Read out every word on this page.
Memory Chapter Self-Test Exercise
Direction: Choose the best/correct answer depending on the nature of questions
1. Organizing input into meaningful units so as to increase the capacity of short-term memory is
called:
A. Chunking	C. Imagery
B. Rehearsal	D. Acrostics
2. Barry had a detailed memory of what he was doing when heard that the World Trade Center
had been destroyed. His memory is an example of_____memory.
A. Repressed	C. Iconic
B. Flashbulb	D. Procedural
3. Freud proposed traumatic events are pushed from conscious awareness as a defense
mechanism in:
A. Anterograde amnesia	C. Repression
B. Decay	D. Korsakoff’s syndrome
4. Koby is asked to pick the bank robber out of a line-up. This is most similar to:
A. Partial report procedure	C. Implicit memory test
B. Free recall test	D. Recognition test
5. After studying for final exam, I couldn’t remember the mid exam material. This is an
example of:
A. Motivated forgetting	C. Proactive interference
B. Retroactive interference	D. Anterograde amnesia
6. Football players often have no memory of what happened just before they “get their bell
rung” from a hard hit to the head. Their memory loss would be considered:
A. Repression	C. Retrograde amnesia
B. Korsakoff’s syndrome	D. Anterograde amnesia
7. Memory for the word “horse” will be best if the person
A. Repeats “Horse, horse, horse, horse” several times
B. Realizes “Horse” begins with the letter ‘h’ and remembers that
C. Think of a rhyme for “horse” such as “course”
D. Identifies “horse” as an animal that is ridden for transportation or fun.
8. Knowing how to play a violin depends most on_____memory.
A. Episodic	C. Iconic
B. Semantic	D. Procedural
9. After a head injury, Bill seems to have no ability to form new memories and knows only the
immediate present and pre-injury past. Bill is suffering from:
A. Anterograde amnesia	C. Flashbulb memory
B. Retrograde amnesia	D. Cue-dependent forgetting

§ **What to do**:
Extract each record, keeping it identical to the original.

§ **Response**:
Read out every word on this page.
Memory Chapter Self-Test Exercise
Direction: Choose the best/correct answer depending on the nature of questions
1. Organizing input into meaningful units so as to increase the capacity of short-term memory is
called:
A. Chunking	C. Imagery
B. Rehearsal	D. Acrostics
2. Barry had a detailed memory of what he was doing when heard that the World Trade Center
had been destroyed. His memory is an example of_____memory.
A. Repressed	C. Iconic
B. Flashbulb	D. Procedural
3. Freud proposed traumatic events are pushed from conscious awareness as a defense
mechanism in:
A. Anterograde amnesia	C. Repression
B. Decay	D. Korsakoff’s syndrome
4. Koby is asked to pick the bank robber out of a line-up. This is most similar to:
A. Partial report procedure	C. Implicit memory test
B. Free recall test	D. Recognition test
5. After studying for final exam, I couldn’t remember the mid exam material. This is an
example of:
A. Motivated forgetting	C. Proactive interference
B. Retroactive interference	D. Anterograde amnesia
6. Football players often have no memory of what happened just before they “get their bell
rung” from a hard hit to the head. Their memory loss would be considered:
A. Repression	C. Retrograde amnesia
B. Korsakoff’s syndrome	D. Anterograde amnesia
7. Memory for the word “horse” will be best if the person
A. Repeats “Horse, horse, horse, horse” several times
B. Realizes “Horse” begins with the letter ‘h’ and remembers that
C. Think of a rhyme for “horse” such as “course”
D. Identifies “horse” as an animal that is ridden for transportation or fun.
8. Knowing how to play a violin depends most on_____memory.
A. Episodic	C. Iconic
B. Semantic	D. Procedural
9. After a head injury, Bill seems to have no ability to form new memories and knows only the
immediate present and pre-injury past. Bill is suffering from:
A. Anterograde amnesia	C. Flashbulb memory
B. Retrograde amnesia	D. Cue-dependent forgetting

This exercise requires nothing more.